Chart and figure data

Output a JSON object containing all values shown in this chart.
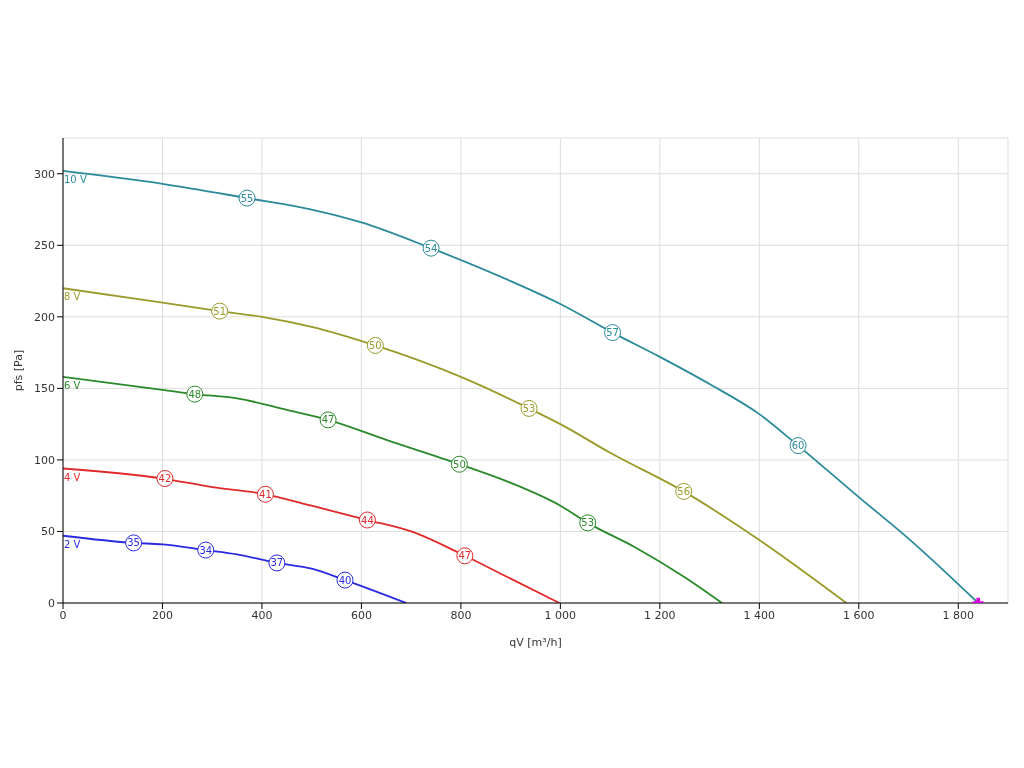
{
  "chart_data": {
    "type": "line",
    "xlabel": "qV [m³/h]",
    "ylabel": "pfs [Pa]",
    "xlim": [
      0,
      1900
    ],
    "ylim": [
      0,
      325
    ],
    "xticks": [
      0,
      200,
      400,
      600,
      800,
      {
        "value": 1000,
        "label": "1 000"
      },
      {
        "value": 1200,
        "label": "1 200"
      },
      {
        "value": 1400,
        "label": "1 400"
      },
      {
        "value": 1600,
        "label": "1 600"
      },
      {
        "value": 1800,
        "label": "1 800"
      }
    ],
    "yticks": [
      0,
      50,
      100,
      150,
      200,
      250,
      300
    ],
    "grid": true,
    "legend": false,
    "marker": "none",
    "line_style": "solid",
    "series": [
      {
        "name": "10 V",
        "color": "#2a8a9a",
        "x": [
          0,
          200,
          370,
          500,
          600,
          740,
          900,
          1000,
          1105,
          1200,
          1300,
          1400,
          1478,
          1600,
          1700,
          1840
        ],
        "values": [
          302,
          293,
          283,
          275,
          266,
          248,
          225,
          209,
          189,
          172,
          153,
          132,
          110,
          74,
          45,
          0
        ]
      },
      {
        "name": "8 V",
        "color": "#9a9a2a",
        "x": [
          0,
          200,
          315,
          400,
          500,
          628,
          800,
          937,
          1000,
          1100,
          1248,
          1400,
          1575
        ],
        "values": [
          220,
          210,
          204,
          200,
          193,
          180,
          158,
          136,
          125,
          105,
          78,
          44,
          0
        ]
      },
      {
        "name": "6 V",
        "color": "#2a8a2a",
        "x": [
          0,
          200,
          265,
          350,
          450,
          533,
          650,
          797,
          900,
          1000,
          1055,
          1150,
          1250,
          1325
        ],
        "values": [
          158,
          149,
          146,
          143,
          135,
          128,
          114,
          97,
          84,
          68,
          56,
          39,
          18,
          0
        ]
      },
      {
        "name": "4 V",
        "color": "#e02a2a",
        "x": [
          0,
          200,
          300,
          407,
          500,
          612,
          700,
          808,
          900,
          998
        ],
        "values": [
          94,
          87,
          81,
          76,
          68,
          58,
          50,
          33,
          17,
          0
        ]
      },
      {
        "name": "2 V",
        "color": "#2a2ae0",
        "x": [
          0,
          142,
          200,
          287,
          350,
          430,
          500,
          567,
          630,
          690
        ],
        "values": [
          47,
          42,
          41,
          37,
          34,
          28,
          24,
          16,
          8,
          0
        ]
      },
      {
        "type": "scatter",
        "color": "#e000e0",
        "marker": "cross",
        "x": [
          1840
        ],
        "values": [
          0
        ]
      }
    ],
    "annotations": [
      {
        "text": "55",
        "x": 370,
        "y": 283
      },
      {
        "text": "54",
        "x": 740,
        "y": 248
      },
      {
        "text": "57",
        "x": 1105,
        "y": 189
      },
      {
        "text": "60",
        "x": 1478,
        "y": 110
      },
      {
        "text": "51",
        "x": 315,
        "y": 204
      },
      {
        "text": "50",
        "x": 628,
        "y": 180
      },
      {
        "text": "53",
        "x": 937,
        "y": 136
      },
      {
        "text": "56",
        "x": 1248,
        "y": 78
      },
      {
        "text": "48",
        "x": 265,
        "y": 146
      },
      {
        "text": "47",
        "x": 533,
        "y": 128
      },
      {
        "text": "50",
        "x": 797,
        "y": 97
      },
      {
        "text": "53",
        "x": 1055,
        "y": 56
      },
      {
        "text": "42",
        "x": 205,
        "y": 87
      },
      {
        "text": "41",
        "x": 407,
        "y": 76
      },
      {
        "text": "44",
        "x": 612,
        "y": 58
      },
      {
        "text": "47",
        "x": 808,
        "y": 33
      },
      {
        "text": "35",
        "x": 142,
        "y": 42
      },
      {
        "text": "34",
        "x": 287,
        "y": 37
      },
      {
        "text": "37",
        "x": 430,
        "y": 28
      },
      {
        "text": "40",
        "x": 567,
        "y": 16
      }
    ]
  }
}
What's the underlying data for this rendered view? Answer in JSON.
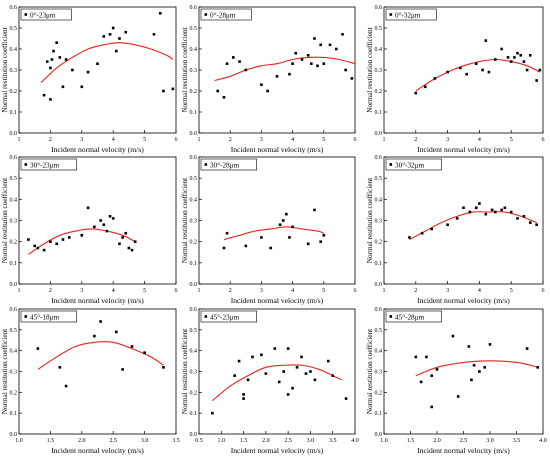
{
  "colors": {
    "points": "#000000",
    "fit": "#e8221c",
    "axis": "#000000"
  },
  "ylabel_all": "Normal restitution coefficient",
  "xlabel_all": "Incident normal velocity  (m/s)",
  "chart_data": [
    {
      "type": "scatter",
      "legend": "0°-23μm",
      "legend_position": "top-left",
      "xlim": [
        1,
        6
      ],
      "ylim": [
        0.0,
        0.6
      ],
      "xticks": [
        "1",
        "2",
        "3",
        "4",
        "5",
        "6"
      ],
      "yticks": [
        "0.0",
        "0.1",
        "0.2",
        "0.3",
        "0.4",
        "0.5",
        "0.6"
      ],
      "xlabel": "Incident normal velocity  (m/s)",
      "ylabel": "Normal restitution coefficient",
      "points": [
        [
          1.8,
          0.18
        ],
        [
          1.9,
          0.34
        ],
        [
          2.0,
          0.16
        ],
        [
          2.0,
          0.31
        ],
        [
          2.05,
          0.35
        ],
        [
          2.1,
          0.39
        ],
        [
          2.2,
          0.43
        ],
        [
          2.3,
          0.36
        ],
        [
          2.4,
          0.22
        ],
        [
          2.5,
          0.35
        ],
        [
          2.7,
          0.3
        ],
        [
          3.0,
          0.22
        ],
        [
          3.2,
          0.29
        ],
        [
          3.5,
          0.33
        ],
        [
          3.7,
          0.46
        ],
        [
          3.9,
          0.47
        ],
        [
          4.0,
          0.5
        ],
        [
          4.1,
          0.39
        ],
        [
          4.2,
          0.45
        ],
        [
          4.4,
          0.48
        ],
        [
          5.3,
          0.47
        ],
        [
          5.5,
          0.57
        ],
        [
          5.6,
          0.2
        ],
        [
          5.9,
          0.21
        ]
      ],
      "fit": [
        [
          1.7,
          0.24
        ],
        [
          2.2,
          0.31
        ],
        [
          2.7,
          0.36
        ],
        [
          3.2,
          0.4
        ],
        [
          3.7,
          0.42
        ],
        [
          4.2,
          0.43
        ],
        [
          4.7,
          0.42
        ],
        [
          5.2,
          0.4
        ],
        [
          5.7,
          0.37
        ],
        [
          5.9,
          0.35
        ]
      ]
    },
    {
      "type": "scatter",
      "legend": "0°-28μm",
      "legend_position": "top-left",
      "xlim": [
        1,
        6
      ],
      "ylim": [
        0.0,
        0.6
      ],
      "xticks": [
        "1",
        "2",
        "3",
        "4",
        "5",
        "6"
      ],
      "yticks": [
        "0.0",
        "0.1",
        "0.2",
        "0.3",
        "0.4",
        "0.5",
        "0.6"
      ],
      "xlabel": "Incident normal velocity  (m/s)",
      "ylabel": "Normal restitution coefficient",
      "points": [
        [
          1.6,
          0.2
        ],
        [
          1.8,
          0.17
        ],
        [
          1.9,
          0.33
        ],
        [
          2.1,
          0.36
        ],
        [
          2.3,
          0.34
        ],
        [
          2.5,
          0.3
        ],
        [
          3.0,
          0.23
        ],
        [
          3.2,
          0.2
        ],
        [
          3.5,
          0.27
        ],
        [
          3.9,
          0.28
        ],
        [
          4.0,
          0.33
        ],
        [
          4.1,
          0.38
        ],
        [
          4.3,
          0.35
        ],
        [
          4.5,
          0.37
        ],
        [
          4.6,
          0.33
        ],
        [
          4.7,
          0.45
        ],
        [
          4.8,
          0.32
        ],
        [
          4.9,
          0.42
        ],
        [
          5.0,
          0.33
        ],
        [
          5.2,
          0.42
        ],
        [
          5.4,
          0.4
        ],
        [
          5.6,
          0.47
        ],
        [
          5.7,
          0.3
        ],
        [
          5.9,
          0.26
        ]
      ],
      "fit": [
        [
          1.5,
          0.25
        ],
        [
          2.0,
          0.27
        ],
        [
          2.5,
          0.3
        ],
        [
          3.0,
          0.32
        ],
        [
          3.5,
          0.33
        ],
        [
          4.0,
          0.35
        ],
        [
          4.5,
          0.36
        ],
        [
          5.0,
          0.36
        ],
        [
          5.5,
          0.35
        ],
        [
          6.0,
          0.33
        ]
      ]
    },
    {
      "type": "scatter",
      "legend": "0°-32μm",
      "legend_position": "top-left",
      "xlim": [
        1,
        6
      ],
      "ylim": [
        0.0,
        0.6
      ],
      "xticks": [
        "1",
        "2",
        "3",
        "4",
        "5",
        "6"
      ],
      "yticks": [
        "0.0",
        "0.1",
        "0.2",
        "0.3",
        "0.4",
        "0.5",
        "0.6"
      ],
      "xlabel": "Incident normal velocity  (m/s)",
      "ylabel": "Normal restitution coefficient",
      "points": [
        [
          2.0,
          0.19
        ],
        [
          2.3,
          0.22
        ],
        [
          2.6,
          0.26
        ],
        [
          3.0,
          0.29
        ],
        [
          3.4,
          0.31
        ],
        [
          3.6,
          0.28
        ],
        [
          3.9,
          0.33
        ],
        [
          4.1,
          0.3
        ],
        [
          4.2,
          0.44
        ],
        [
          4.3,
          0.29
        ],
        [
          4.5,
          0.35
        ],
        [
          4.7,
          0.4
        ],
        [
          4.9,
          0.36
        ],
        [
          5.0,
          0.34
        ],
        [
          5.1,
          0.36
        ],
        [
          5.2,
          0.38
        ],
        [
          5.3,
          0.37
        ],
        [
          5.4,
          0.34
        ],
        [
          5.5,
          0.3
        ],
        [
          5.6,
          0.37
        ],
        [
          5.8,
          0.25
        ],
        [
          5.9,
          0.3
        ]
      ],
      "fit": [
        [
          2.0,
          0.2
        ],
        [
          2.5,
          0.25
        ],
        [
          3.0,
          0.29
        ],
        [
          3.5,
          0.32
        ],
        [
          4.0,
          0.34
        ],
        [
          4.5,
          0.35
        ],
        [
          5.0,
          0.34
        ],
        [
          5.5,
          0.32
        ],
        [
          5.9,
          0.29
        ]
      ]
    },
    {
      "type": "scatter",
      "legend": "30°-23μm",
      "legend_position": "top-left",
      "xlim": [
        1,
        6
      ],
      "ylim": [
        0.0,
        0.6
      ],
      "xticks": [
        "1",
        "2",
        "3",
        "4",
        "5",
        "6"
      ],
      "yticks": [
        "0.0",
        "0.1",
        "0.2",
        "0.3",
        "0.4",
        "0.5",
        "0.6"
      ],
      "xlabel": "Incident normal velocity  (m/s)",
      "ylabel": "Normal restitution coefficient",
      "points": [
        [
          1.3,
          0.21
        ],
        [
          1.5,
          0.18
        ],
        [
          1.6,
          0.17
        ],
        [
          1.8,
          0.16
        ],
        [
          2.0,
          0.2
        ],
        [
          2.2,
          0.19
        ],
        [
          2.4,
          0.21
        ],
        [
          2.6,
          0.22
        ],
        [
          3.0,
          0.23
        ],
        [
          3.2,
          0.36
        ],
        [
          3.4,
          0.27
        ],
        [
          3.6,
          0.3
        ],
        [
          3.7,
          0.28
        ],
        [
          3.8,
          0.25
        ],
        [
          3.9,
          0.32
        ],
        [
          4.0,
          0.31
        ],
        [
          4.2,
          0.19
        ],
        [
          4.3,
          0.22
        ],
        [
          4.4,
          0.24
        ],
        [
          4.5,
          0.17
        ],
        [
          4.6,
          0.16
        ],
        [
          4.7,
          0.2
        ]
      ],
      "fit": [
        [
          1.3,
          0.14
        ],
        [
          1.8,
          0.19
        ],
        [
          2.3,
          0.23
        ],
        [
          2.8,
          0.25
        ],
        [
          3.3,
          0.26
        ],
        [
          3.8,
          0.25
        ],
        [
          4.3,
          0.23
        ],
        [
          4.7,
          0.2
        ]
      ]
    },
    {
      "type": "scatter",
      "legend": "30°-28μm",
      "legend_position": "top-left",
      "xlim": [
        1,
        6
      ],
      "ylim": [
        0.0,
        0.6
      ],
      "xticks": [
        "1",
        "2",
        "3",
        "4",
        "5",
        "6"
      ],
      "yticks": [
        "0.0",
        "0.1",
        "0.2",
        "0.3",
        "0.4",
        "0.5",
        "0.6"
      ],
      "xlabel": "Incident normal velocity  (m/s)",
      "ylabel": "Normal restitution coefficient",
      "points": [
        [
          1.8,
          0.17
        ],
        [
          1.9,
          0.24
        ],
        [
          2.5,
          0.18
        ],
        [
          3.0,
          0.22
        ],
        [
          3.3,
          0.17
        ],
        [
          3.6,
          0.28
        ],
        [
          3.7,
          0.3
        ],
        [
          3.8,
          0.33
        ],
        [
          3.9,
          0.22
        ],
        [
          4.0,
          0.27
        ],
        [
          4.5,
          0.19
        ],
        [
          4.7,
          0.35
        ],
        [
          4.9,
          0.2
        ],
        [
          5.0,
          0.23
        ]
      ],
      "fit": [
        [
          1.8,
          0.21
        ],
        [
          2.3,
          0.23
        ],
        [
          2.8,
          0.25
        ],
        [
          3.3,
          0.26
        ],
        [
          3.8,
          0.27
        ],
        [
          4.3,
          0.26
        ],
        [
          4.8,
          0.25
        ],
        [
          5.0,
          0.24
        ]
      ]
    },
    {
      "type": "scatter",
      "legend": "30°-32μm",
      "legend_position": "top-left",
      "xlim": [
        1,
        6
      ],
      "ylim": [
        0.0,
        0.6
      ],
      "xticks": [
        "1",
        "2",
        "3",
        "4",
        "5",
        "6"
      ],
      "yticks": [
        "0.0",
        "0.1",
        "0.2",
        "0.3",
        "0.4",
        "0.5",
        "0.6"
      ],
      "xlabel": "Incident normal velocity  (m/s)",
      "ylabel": "Normal restitution coefficient",
      "points": [
        [
          1.8,
          0.22
        ],
        [
          2.2,
          0.24
        ],
        [
          2.5,
          0.26
        ],
        [
          3.0,
          0.28
        ],
        [
          3.3,
          0.31
        ],
        [
          3.5,
          0.36
        ],
        [
          3.7,
          0.34
        ],
        [
          3.9,
          0.36
        ],
        [
          4.0,
          0.38
        ],
        [
          4.2,
          0.33
        ],
        [
          4.4,
          0.35
        ],
        [
          4.5,
          0.34
        ],
        [
          4.7,
          0.35
        ],
        [
          4.8,
          0.36
        ],
        [
          5.0,
          0.34
        ],
        [
          5.2,
          0.31
        ],
        [
          5.4,
          0.32
        ],
        [
          5.6,
          0.29
        ],
        [
          5.8,
          0.28
        ]
      ],
      "fit": [
        [
          1.8,
          0.21
        ],
        [
          2.3,
          0.25
        ],
        [
          2.8,
          0.29
        ],
        [
          3.3,
          0.32
        ],
        [
          3.8,
          0.34
        ],
        [
          4.3,
          0.34
        ],
        [
          4.8,
          0.34
        ],
        [
          5.3,
          0.32
        ],
        [
          5.8,
          0.29
        ]
      ]
    },
    {
      "type": "scatter",
      "legend": "45°-18μm",
      "legend_position": "top-left",
      "xlim": [
        1.0,
        3.5
      ],
      "ylim": [
        0.0,
        0.6
      ],
      "xticks": [
        "1.0",
        "1.5",
        "2.0",
        "2.5",
        "3.0",
        "3.5"
      ],
      "yticks": [
        "0.0",
        "0.1",
        "0.2",
        "0.3",
        "0.4",
        "0.5",
        "0.6"
      ],
      "xlabel": "Incident normal velocity  (m/s)",
      "ylabel": "Normal restitution coefficient",
      "points": [
        [
          1.3,
          0.41
        ],
        [
          1.65,
          0.32
        ],
        [
          1.75,
          0.23
        ],
        [
          2.2,
          0.47
        ],
        [
          2.3,
          0.54
        ],
        [
          2.55,
          0.49
        ],
        [
          2.65,
          0.31
        ],
        [
          2.8,
          0.42
        ],
        [
          3.0,
          0.39
        ],
        [
          3.3,
          0.32
        ]
      ],
      "fit": [
        [
          1.3,
          0.31
        ],
        [
          1.6,
          0.37
        ],
        [
          1.9,
          0.42
        ],
        [
          2.2,
          0.44
        ],
        [
          2.5,
          0.44
        ],
        [
          2.8,
          0.41
        ],
        [
          3.1,
          0.37
        ],
        [
          3.3,
          0.33
        ]
      ]
    },
    {
      "type": "scatter",
      "legend": "45°-23μm",
      "legend_position": "top-left",
      "xlim": [
        0.5,
        4.0
      ],
      "ylim": [
        0.0,
        0.6
      ],
      "xticks": [
        "0.5",
        "1.0",
        "1.5",
        "2.0",
        "2.5",
        "3.0",
        "3.5",
        "4.0"
      ],
      "yticks": [
        "0.0",
        "0.1",
        "0.2",
        "0.3",
        "0.4",
        "0.5",
        "0.6"
      ],
      "xlabel": "Incident normal velocity  (m/s)",
      "ylabel": "Normal restitution coefficient",
      "points": [
        [
          0.8,
          0.1
        ],
        [
          1.3,
          0.28
        ],
        [
          1.4,
          0.35
        ],
        [
          1.5,
          0.19
        ],
        [
          1.5,
          0.17
        ],
        [
          1.6,
          0.26
        ],
        [
          1.7,
          0.37
        ],
        [
          1.9,
          0.38
        ],
        [
          2.0,
          0.29
        ],
        [
          2.2,
          0.41
        ],
        [
          2.3,
          0.25
        ],
        [
          2.4,
          0.3
        ],
        [
          2.5,
          0.19
        ],
        [
          2.5,
          0.41
        ],
        [
          2.6,
          0.22
        ],
        [
          2.7,
          0.32
        ],
        [
          2.8,
          0.37
        ],
        [
          2.9,
          0.29
        ],
        [
          3.0,
          0.3
        ],
        [
          3.1,
          0.26
        ],
        [
          3.4,
          0.35
        ],
        [
          3.5,
          0.28
        ],
        [
          3.8,
          0.17
        ]
      ],
      "fit": [
        [
          0.8,
          0.16
        ],
        [
          1.2,
          0.23
        ],
        [
          1.6,
          0.28
        ],
        [
          2.0,
          0.32
        ],
        [
          2.4,
          0.33
        ],
        [
          2.8,
          0.33
        ],
        [
          3.2,
          0.31
        ],
        [
          3.5,
          0.28
        ],
        [
          3.7,
          0.26
        ]
      ]
    },
    {
      "type": "scatter",
      "legend": "45°-28μm",
      "legend_position": "top-left",
      "xlim": [
        1.0,
        4.0
      ],
      "ylim": [
        0.0,
        0.6
      ],
      "xticks": [
        "1.0",
        "1.5",
        "2.0",
        "2.5",
        "3.0",
        "3.5",
        "4.0"
      ],
      "yticks": [
        "0.0",
        "0.1",
        "0.2",
        "0.3",
        "0.4",
        "0.5",
        "0.6"
      ],
      "xlabel": "Incident normal velocity  (m/s)",
      "ylabel": "Normal restitution coefficient",
      "points": [
        [
          1.6,
          0.37
        ],
        [
          1.7,
          0.25
        ],
        [
          1.8,
          0.37
        ],
        [
          1.9,
          0.13
        ],
        [
          1.9,
          0.28
        ],
        [
          2.0,
          0.31
        ],
        [
          2.3,
          0.47
        ],
        [
          2.4,
          0.18
        ],
        [
          2.6,
          0.42
        ],
        [
          2.65,
          0.26
        ],
        [
          2.7,
          0.33
        ],
        [
          2.8,
          0.3
        ],
        [
          2.9,
          0.32
        ],
        [
          3.0,
          0.43
        ],
        [
          3.7,
          0.41
        ],
        [
          3.9,
          0.32
        ]
      ],
      "fit": [
        [
          1.6,
          0.28
        ],
        [
          2.0,
          0.32
        ],
        [
          2.4,
          0.34
        ],
        [
          2.8,
          0.35
        ],
        [
          3.2,
          0.35
        ],
        [
          3.6,
          0.34
        ],
        [
          3.9,
          0.32
        ]
      ]
    }
  ]
}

- [TO DO]: For the material, find the number of lines holding the word "JSON" and give that figure and nothing more.

- [THE REPLY]: 2